[Records that describe figures]
---

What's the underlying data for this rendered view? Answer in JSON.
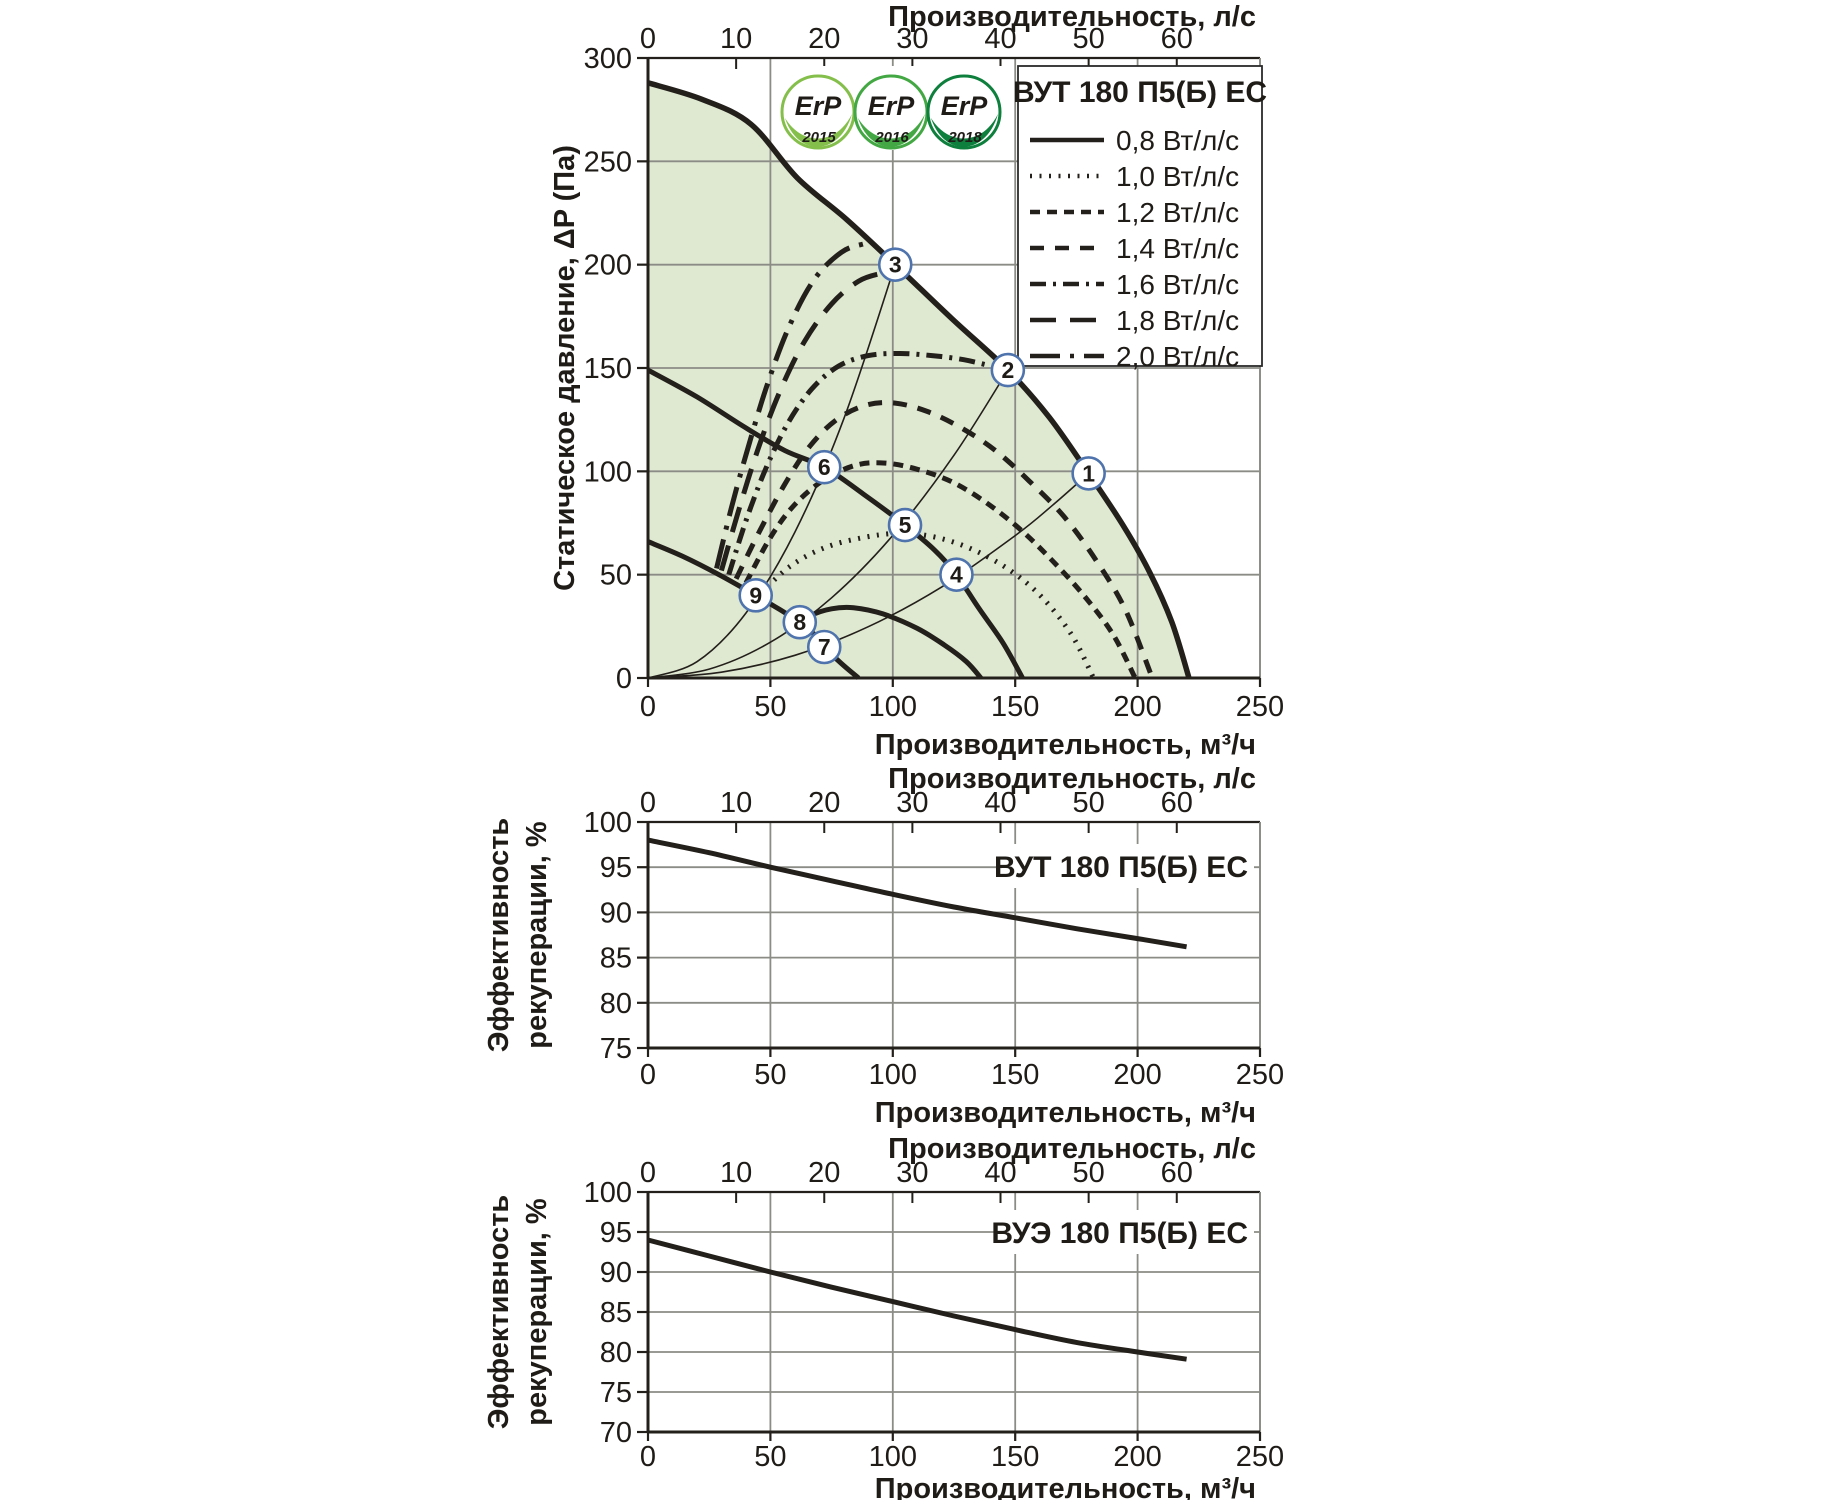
{
  "colors": {
    "ink": "#231f1a",
    "grid": "#8c8c86",
    "region": "#dfe8d1",
    "marker_ring": "#4f74ad",
    "text": "#1f1c18",
    "background": "#ffffff"
  },
  "chart_data": [
    {
      "type": "line",
      "name": "fan-performance-chart",
      "title": "ВУТ 180 П5(Б) ЕС",
      "x_axis_bottom": {
        "label": "Производительность, м³/ч",
        "ticks": [
          0,
          50,
          100,
          150,
          200,
          250
        ],
        "range": [
          0,
          250
        ]
      },
      "x_axis_top": {
        "label": "Производительность, л/с",
        "ticks": [
          0,
          10,
          20,
          30,
          40,
          50,
          60
        ],
        "range": [
          0,
          60
        ],
        "m3h_per_lps": 3.6
      },
      "y_axis": {
        "label_lines": [
          "Статическое давление, ΔP (Па)"
        ],
        "ticks": [
          0,
          50,
          100,
          150,
          200,
          250,
          300
        ],
        "range": [
          0,
          300
        ]
      },
      "grid": true,
      "region_fill": "#dfe8d1",
      "erp_badges": [
        {
          "text": "ErP",
          "year": "2015",
          "color": "#85bf4b"
        },
        {
          "text": "ErP",
          "year": "2016",
          "color": "#43a843"
        },
        {
          "text": "ErP",
          "year": "2018",
          "color": "#0e7f3c"
        }
      ],
      "legend": {
        "title": "ВУТ 180 П5(Б) ЕС",
        "position": "top-right",
        "items": [
          {
            "label": "0,8 Вт/л/с",
            "style": "solid"
          },
          {
            "label": "1,0 Вт/л/с",
            "style": "dotted"
          },
          {
            "label": "1,2 Вт/л/с",
            "style": "dash-fine"
          },
          {
            "label": "1,4 Вт/л/с",
            "style": "dash"
          },
          {
            "label": "1,6 Вт/л/с",
            "style": "dash-dot"
          },
          {
            "label": "1,8 Вт/л/с",
            "style": "long-dash"
          },
          {
            "label": "2,0 Вт/л/с",
            "style": "long-dash-dot"
          }
        ]
      },
      "series": [
        {
          "name": "fan-curve-max-speed",
          "role": "envelope",
          "style": "solid",
          "width": 5.5,
          "points": [
            [
              0,
              288
            ],
            [
              22,
              280
            ],
            [
              42,
              268
            ],
            [
              61,
              242
            ],
            [
              81,
              222
            ],
            [
              101,
              200
            ],
            [
              124,
              174
            ],
            [
              147,
              149
            ],
            [
              164,
              126
            ],
            [
              180,
              99
            ],
            [
              194,
              74
            ],
            [
              205,
              51
            ],
            [
              214,
              27
            ],
            [
              221,
              0
            ]
          ]
        },
        {
          "name": "fan-curve-mid-speed",
          "style": "solid",
          "width": 5,
          "points": [
            [
              0,
              149
            ],
            [
              20,
              136
            ],
            [
              40,
              121
            ],
            [
              56,
              110
            ],
            [
              72,
              102
            ],
            [
              88,
              89
            ],
            [
              105,
              74
            ],
            [
              117,
              62
            ],
            [
              126,
              50
            ],
            [
              135,
              34
            ],
            [
              145,
              17
            ],
            [
              153,
              0
            ]
          ]
        },
        {
          "name": "fan-curve-min-speed",
          "style": "solid",
          "width": 5,
          "points": [
            [
              0,
              66
            ],
            [
              14,
              59
            ],
            [
              29,
              50
            ],
            [
              44,
              40
            ],
            [
              54,
              33
            ],
            [
              62,
              27
            ],
            [
              68,
              21
            ],
            [
              72,
              15
            ],
            [
              79,
              7
            ],
            [
              86,
              0
            ]
          ]
        },
        {
          "name": "sfp-0,8-curve",
          "style": "solid",
          "width": 5,
          "points": [
            [
              57,
              23
            ],
            [
              66,
              30
            ],
            [
              75,
              33.5
            ],
            [
              84,
              34
            ],
            [
              96,
              31
            ],
            [
              110,
              24
            ],
            [
              121,
              16
            ],
            [
              130,
              8
            ],
            [
              136,
              0
            ]
          ]
        },
        {
          "name": "sfp-1,0-curve",
          "style": "dotted",
          "width": 5,
          "points": [
            [
              46,
              41
            ],
            [
              58,
              54
            ],
            [
              72,
              63
            ],
            [
              88,
              68
            ],
            [
              103,
              70
            ],
            [
              118,
              68
            ],
            [
              133,
              62
            ],
            [
              148,
              52
            ],
            [
              161,
              39
            ],
            [
              173,
              21
            ],
            [
              182,
              0
            ]
          ]
        },
        {
          "name": "sfp-1,2-curve",
          "style": "dash-fine",
          "width": 5,
          "points": [
            [
              40,
              46
            ],
            [
              50,
              68
            ],
            [
              60,
              84
            ],
            [
              72,
              96
            ],
            [
              85,
              103
            ],
            [
              97,
              104
            ],
            [
              110,
              101
            ],
            [
              124,
              95
            ],
            [
              138,
              85
            ],
            [
              152,
              72
            ],
            [
              165,
              57
            ],
            [
              178,
              40
            ],
            [
              190,
              21
            ],
            [
              199,
              0
            ]
          ]
        },
        {
          "name": "sfp-1,4-curve",
          "style": "dash",
          "width": 5,
          "points": [
            [
              36,
              48
            ],
            [
              46,
              72
            ],
            [
              56,
              94
            ],
            [
              66,
              112
            ],
            [
              77,
              125
            ],
            [
              89,
              132
            ],
            [
              101,
              133
            ],
            [
              114,
              129
            ],
            [
              128,
              121
            ],
            [
              142,
              110
            ],
            [
              156,
              95
            ],
            [
              170,
              78
            ],
            [
              183,
              57
            ],
            [
              195,
              33
            ],
            [
              206,
              0
            ]
          ]
        },
        {
          "name": "sfp-1,6-curve",
          "style": "dash-dot",
          "width": 5,
          "points": [
            [
              33,
              50
            ],
            [
              40,
              76
            ],
            [
              48,
              101
            ],
            [
              57,
              123
            ],
            [
              67,
              140
            ],
            [
              78,
              151
            ],
            [
              90,
              156
            ],
            [
              103,
              157
            ],
            [
              116,
              156
            ],
            [
              129,
              154
            ],
            [
              140,
              151
            ],
            [
              147,
              149
            ]
          ]
        },
        {
          "name": "sfp-1,8-curve",
          "style": "long-dash",
          "width": 5,
          "points": [
            [
              30,
              52
            ],
            [
              37,
              81
            ],
            [
              45,
              111
            ],
            [
              54,
              139
            ],
            [
              64,
              163
            ],
            [
              75,
              181
            ],
            [
              86,
              192
            ],
            [
              96,
              196
            ],
            [
              102,
              197
            ]
          ]
        },
        {
          "name": "sfp-2,0-curve",
          "style": "long-dash-dot",
          "width": 5,
          "points": [
            [
              28,
              53
            ],
            [
              34,
              82
            ],
            [
              41,
              112
            ],
            [
              49,
              143
            ],
            [
              58,
              171
            ],
            [
              68,
              193
            ],
            [
              79,
              206
            ],
            [
              88,
              210
            ],
            [
              92,
              210
            ]
          ]
        }
      ],
      "system_curves": [
        {
          "name": "system-curve-through-1-4-7",
          "points": [
            [
              0,
              0
            ],
            [
              30,
              2.8
            ],
            [
              60,
              11
            ],
            [
              90,
              24.8
            ],
            [
              120,
              44.1
            ],
            [
              150,
              68.9
            ],
            [
              165,
              83.3
            ],
            [
              180,
              99
            ]
          ]
        },
        {
          "name": "system-curve-through-2-5-8",
          "points": [
            [
              0,
              0
            ],
            [
              25,
              4.3
            ],
            [
              50,
              17.3
            ],
            [
              75,
              38.8
            ],
            [
              100,
              69
            ],
            [
              125,
              107.8
            ],
            [
              147,
              149
            ]
          ]
        },
        {
          "name": "system-curve-through-3-6-9",
          "points": [
            [
              0,
              0
            ],
            [
              20,
              7.9
            ],
            [
              40,
              31.4
            ],
            [
              60,
              70.6
            ],
            [
              80,
              125.4
            ],
            [
              101,
              200
            ]
          ]
        }
      ],
      "markers": [
        {
          "label": "1",
          "x": 180,
          "y": 99
        },
        {
          "label": "2",
          "x": 147,
          "y": 149
        },
        {
          "label": "3",
          "x": 101,
          "y": 200
        },
        {
          "label": "4",
          "x": 126,
          "y": 50
        },
        {
          "label": "5",
          "x": 105,
          "y": 74
        },
        {
          "label": "6",
          "x": 72,
          "y": 102
        },
        {
          "label": "7",
          "x": 72,
          "y": 15
        },
        {
          "label": "8",
          "x": 62,
          "y": 27
        },
        {
          "label": "9",
          "x": 44,
          "y": 40
        }
      ]
    },
    {
      "type": "line",
      "name": "heat-recovery-efficiency-chart-vut",
      "title": "ВУТ 180 П5(Б) ЕС",
      "x_axis_bottom": {
        "label": "Производительность, м³/ч",
        "ticks": [
          0,
          50,
          100,
          150,
          200,
          250
        ],
        "range": [
          0,
          250
        ]
      },
      "x_axis_top": {
        "label": "Производительность, л/с",
        "ticks": [
          0,
          10,
          20,
          30,
          40,
          50,
          60
        ],
        "range": [
          0,
          60
        ],
        "m3h_per_lps": 3.6
      },
      "y_axis": {
        "label_lines": [
          "Эффективность",
          "рекуперации, %"
        ],
        "ticks": [
          75,
          80,
          85,
          90,
          95,
          100
        ],
        "range": [
          75,
          100
        ]
      },
      "grid": true,
      "series": [
        {
          "name": "recovery-efficiency-curve",
          "style": "solid",
          "width": 5,
          "points": [
            [
              0,
              98
            ],
            [
              25,
              96.6
            ],
            [
              50,
              95
            ],
            [
              75,
              93.5
            ],
            [
              100,
              92
            ],
            [
              125,
              90.6
            ],
            [
              150,
              89.4
            ],
            [
              175,
              88.2
            ],
            [
              200,
              87.1
            ],
            [
              220,
              86.2
            ]
          ]
        }
      ]
    },
    {
      "type": "line",
      "name": "heat-recovery-efficiency-chart-vue",
      "title": "ВУЭ 180 П5(Б) ЕС",
      "x_axis_bottom": {
        "label": "Производительность, м³/ч",
        "ticks": [
          0,
          50,
          100,
          150,
          200,
          250
        ],
        "range": [
          0,
          250
        ]
      },
      "x_axis_top": {
        "label": "Производительность, л/с",
        "ticks": [
          0,
          10,
          20,
          30,
          40,
          50,
          60
        ],
        "range": [
          0,
          60
        ],
        "m3h_per_lps": 3.6
      },
      "y_axis": {
        "label_lines": [
          "Эффективность",
          "рекуперации, %"
        ],
        "ticks": [
          70,
          75,
          80,
          85,
          90,
          95,
          100
        ],
        "range": [
          70,
          100
        ]
      },
      "grid": true,
      "series": [
        {
          "name": "recovery-efficiency-curve",
          "style": "solid",
          "width": 5,
          "points": [
            [
              0,
              94
            ],
            [
              25,
              92
            ],
            [
              50,
              90
            ],
            [
              75,
              88.1
            ],
            [
              100,
              86.3
            ],
            [
              125,
              84.5
            ],
            [
              150,
              82.8
            ],
            [
              175,
              81.2
            ],
            [
              200,
              80
            ],
            [
              220,
              79.1
            ]
          ]
        }
      ]
    }
  ]
}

---

### SET PROBLEM
Count the lines above in which the word "efficiency" appears, then state only that count.

### RESPONSE TO THE TASK
4